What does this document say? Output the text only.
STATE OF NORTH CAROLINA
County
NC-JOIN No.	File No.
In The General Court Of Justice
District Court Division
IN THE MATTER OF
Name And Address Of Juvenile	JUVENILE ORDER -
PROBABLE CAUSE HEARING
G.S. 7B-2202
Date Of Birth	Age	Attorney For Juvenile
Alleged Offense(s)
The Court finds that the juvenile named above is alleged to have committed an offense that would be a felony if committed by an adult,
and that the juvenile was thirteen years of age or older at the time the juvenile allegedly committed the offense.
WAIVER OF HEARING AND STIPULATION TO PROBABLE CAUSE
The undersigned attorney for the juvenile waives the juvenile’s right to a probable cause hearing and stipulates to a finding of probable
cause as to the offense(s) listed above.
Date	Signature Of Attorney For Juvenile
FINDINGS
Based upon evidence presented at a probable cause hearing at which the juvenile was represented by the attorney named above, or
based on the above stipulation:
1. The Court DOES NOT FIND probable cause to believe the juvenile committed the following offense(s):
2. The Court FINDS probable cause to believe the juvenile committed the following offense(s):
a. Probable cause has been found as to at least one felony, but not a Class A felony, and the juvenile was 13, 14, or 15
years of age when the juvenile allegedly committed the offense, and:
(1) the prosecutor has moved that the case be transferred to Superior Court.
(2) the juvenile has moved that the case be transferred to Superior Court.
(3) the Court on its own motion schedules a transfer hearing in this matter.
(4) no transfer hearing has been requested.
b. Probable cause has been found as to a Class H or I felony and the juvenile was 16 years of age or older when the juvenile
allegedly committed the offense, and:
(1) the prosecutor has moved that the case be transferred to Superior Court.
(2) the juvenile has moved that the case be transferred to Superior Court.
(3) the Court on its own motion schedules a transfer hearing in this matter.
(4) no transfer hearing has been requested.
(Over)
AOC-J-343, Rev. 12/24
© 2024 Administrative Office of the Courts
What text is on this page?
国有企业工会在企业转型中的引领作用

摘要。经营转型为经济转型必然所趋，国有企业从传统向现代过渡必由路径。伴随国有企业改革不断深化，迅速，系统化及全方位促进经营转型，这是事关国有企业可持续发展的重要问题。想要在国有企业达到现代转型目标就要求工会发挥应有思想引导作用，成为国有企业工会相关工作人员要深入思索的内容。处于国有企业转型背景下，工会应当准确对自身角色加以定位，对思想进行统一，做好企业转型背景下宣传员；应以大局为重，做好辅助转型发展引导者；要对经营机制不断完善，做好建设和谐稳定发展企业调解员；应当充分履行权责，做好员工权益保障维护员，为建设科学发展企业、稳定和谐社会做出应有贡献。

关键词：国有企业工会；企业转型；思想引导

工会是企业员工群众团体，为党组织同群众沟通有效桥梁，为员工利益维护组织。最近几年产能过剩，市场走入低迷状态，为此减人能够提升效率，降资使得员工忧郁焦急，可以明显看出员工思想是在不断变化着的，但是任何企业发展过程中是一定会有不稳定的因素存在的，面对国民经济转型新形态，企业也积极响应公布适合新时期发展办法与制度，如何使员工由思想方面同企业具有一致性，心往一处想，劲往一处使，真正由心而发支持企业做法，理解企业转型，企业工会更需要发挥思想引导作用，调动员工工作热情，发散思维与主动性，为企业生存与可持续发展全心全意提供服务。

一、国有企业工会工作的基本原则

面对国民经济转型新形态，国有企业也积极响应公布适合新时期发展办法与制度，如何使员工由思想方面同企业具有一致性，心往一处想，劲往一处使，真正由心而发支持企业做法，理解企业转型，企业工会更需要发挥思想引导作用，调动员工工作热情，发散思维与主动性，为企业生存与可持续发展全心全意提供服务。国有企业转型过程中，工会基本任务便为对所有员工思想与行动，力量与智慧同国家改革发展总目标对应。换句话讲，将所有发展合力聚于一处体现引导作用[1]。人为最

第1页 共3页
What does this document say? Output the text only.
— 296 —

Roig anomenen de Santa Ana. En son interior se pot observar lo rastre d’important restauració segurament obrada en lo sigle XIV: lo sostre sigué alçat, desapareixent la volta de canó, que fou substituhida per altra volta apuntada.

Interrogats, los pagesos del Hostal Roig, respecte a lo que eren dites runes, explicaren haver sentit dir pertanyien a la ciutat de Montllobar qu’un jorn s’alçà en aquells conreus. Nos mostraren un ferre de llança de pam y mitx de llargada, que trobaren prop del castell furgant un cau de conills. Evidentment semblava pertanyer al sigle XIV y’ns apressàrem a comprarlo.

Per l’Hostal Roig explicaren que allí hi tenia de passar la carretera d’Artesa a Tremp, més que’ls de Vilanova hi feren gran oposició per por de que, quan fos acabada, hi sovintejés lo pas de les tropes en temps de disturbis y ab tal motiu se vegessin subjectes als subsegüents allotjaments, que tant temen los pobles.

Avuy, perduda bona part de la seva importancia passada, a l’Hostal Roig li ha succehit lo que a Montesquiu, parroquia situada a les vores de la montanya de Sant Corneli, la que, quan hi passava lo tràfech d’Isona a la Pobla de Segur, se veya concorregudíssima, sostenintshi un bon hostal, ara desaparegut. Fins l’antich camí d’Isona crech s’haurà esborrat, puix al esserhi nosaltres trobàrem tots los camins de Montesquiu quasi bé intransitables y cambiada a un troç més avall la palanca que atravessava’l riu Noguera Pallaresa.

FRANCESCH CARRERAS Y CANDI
+ + + + + + +
▸ **Work to be completed**
The records above should all be quoted exactly, please.

▸ **Response for this exercise**
What does this document say? Output the text only.
STATE OF NORTH CAROLINA
County
NC-JOIN No.	File No.
In The General Court Of Justice
District Court Division
IN THE MATTER OF
Name And Address Of Juvenile	JUVENILE ORDER -
PROBABLE CAUSE HEARING
G.S. 7B-2202
Date Of Birth	Age	Attorney For Juvenile
Alleged Offense(s)
The Court finds that the juvenile named above is alleged to have committed an offense that would be a felony if committed by an adult,
and that the juvenile was thirteen years of age or older at the time the juvenile allegedly committed the offense.
WAIVER OF HEARING AND STIPULATION TO PROBABLE CAUSE
The undersigned attorney for the juvenile waives the juvenile’s right to a probable cause hearing and stipulates to a finding of probable
cause as to the offense(s) listed above.
Date	Signature Of Attorney For Juvenile
FINDINGS
Based upon evidence presented at a probable cause hearing at which the juvenile was represented by the attorney named above, or
based on the above stipulation:
1. The Court DOES NOT FIND probable cause to believe the juvenile committed the following offense(s):
2. The Court FINDS probable cause to believe the juvenile committed the following offense(s):
a. Probable cause has been found as to at least one felony, but not a Class A felony, and the juvenile was 13, 14, or 15
years of age when the juvenile allegedly committed the offense, and:
(1) the prosecutor has moved that the case be transferred to Superior Court.
(2) the juvenile has moved that the case be transferred to Superior Court.
(3) the Court on its own motion schedules a transfer hearing in this matter.
(4) no transfer hearing has been requested.
b. Probable cause has been found as to a Class H or I felony and the juvenile was 16 years of age or older when the juvenile
allegedly committed the offense, and:
(1) the prosecutor has moved that the case be transferred to Superior Court.
(2) the juvenile has moved that the case be transferred to Superior Court.
(3) the Court on its own motion schedules a transfer hearing in this matter.
(4) no transfer hearing has been requested.
(Over)
AOC-J-343, Rev. 12/24
© 2024 Administrative Office of the Courts
What text is on this page?
国有企业工会在企业转型中的引领作用

摘要。经营转型为经济转型必然所趋，国有企业从传统向现代过渡必由路径。伴随国有企业改革不断深化，迅速，系统化及全方位促进经营转型，这是事关国有企业可持续发展的重要问题。想要在国有企业达到现代转型目标就要求工会发挥应有思想引导作用，成为国有企业工会相关工作人员要深入思索的内容。处于国有企业转型背景下，工会应当准确对自身角色加以定位，对思想进行统一，做好企业转型背景下宣传员；应以大局为重，做好辅助转型发展引导者；要对经营机制不断完善，做好建设和谐稳定发展企业调解员；应当充分履行权责，做好员工权益保障维护员，为建设科学发展企业、稳定和谐社会做出应有贡献。

关键词：国有企业工会；企业转型；思想引导

工会是企业员工群众团体，为党组织同群众沟通有效桥梁，为员工利益维护组织。最近几年产能过剩，市场走入低迷状态，为此减人能够提升效率，降资使得员工忧郁焦急，可以明显看出员工思想是在不断变化着的，但是任何企业发展过程中是一定会有不稳定的因素存在的，面对国民经济转型新形态，企业也积极响应公布适合新时期发展办法与制度，如何使员工由思想方面同企业具有一致性，心往一处想，劲往一处使，真正由心而发支持企业做法，理解企业转型，企业工会更需要发挥思想引导作用，调动员工工作热情，发散思维与主动性，为企业生存与可持续发展全心全意提供服务。

一、国有企业工会工作的基本原则

面对国民经济转型新形态，国有企业也积极响应公布适合新时期发展办法与制度，如何使员工由思想方面同企业具有一致性，心往一处想，劲往一处使，真正由心而发支持企业做法，理解企业转型，企业工会更需要发挥思想引导作用，调动员工工作热情，发散思维与主动性，为企业生存与可持续发展全心全意提供服务。国有企业转型过程中，工会基本任务便为对所有员工思想与行动，力量与智慧同国家改革发展总目标对应。换句话讲，将所有发展合力聚于一处体现引导作用[1]。人为最

第1页 共3页
What does this document say? Output the text only.
— 296 —

Roig anomenen de Santa Ana. En son interior se pot observar lo rastre d’important restauració segurament obrada en lo sigle XIV: lo sostre sigué alçat, desapareixent la volta de canó, que fou substituhida per altra volta apuntada.

Interrogats, los pagesos del Hostal Roig, respecte a lo que eren dites runes, explicaren haver sentit dir pertanyien a la ciutat de Montllobar qu’un jorn s’alçà en aquells conreus. Nos mostraren un ferre de llança de pam y mitx de llargada, que trobaren prop del castell furgant un cau de conills. Evidentment semblava pertanyer al sigle XIV y’ns apressàrem a comprarlo.

Per l’Hostal Roig explicaren que allí hi tenia de passar la carretera d’Artesa a Tremp, més que’ls de Vilanova hi feren gran oposició per por de que, quan fos acabada, hi sovintejés lo pas de les tropes en temps de disturbis y ab tal motiu se vegessin subjectes als subsegüents allotjaments, que tant temen los pobles.

Avuy, perduda bona part de la seva importancia passada, a l’Hostal Roig li ha succehit lo que a Montesquiu, parroquia situada a les vores de la montanya de Sant Corneli, la que, quan hi passava lo tràfech d’Isona a la Pobla de Segur, se veya concorregudíssima, sostenintshi un bon hostal, ara desaparegut. Fins l’antich camí d’Isona crech s’haurà esborrat, puix al esserhi nosaltres trobàrem tots los camins de Montesquiu quasi bé intransitables y cambiada a un troç més avall la palanca que atravessava’l riu Noguera Pallaresa.

FRANCESCH CARRERAS Y CANDI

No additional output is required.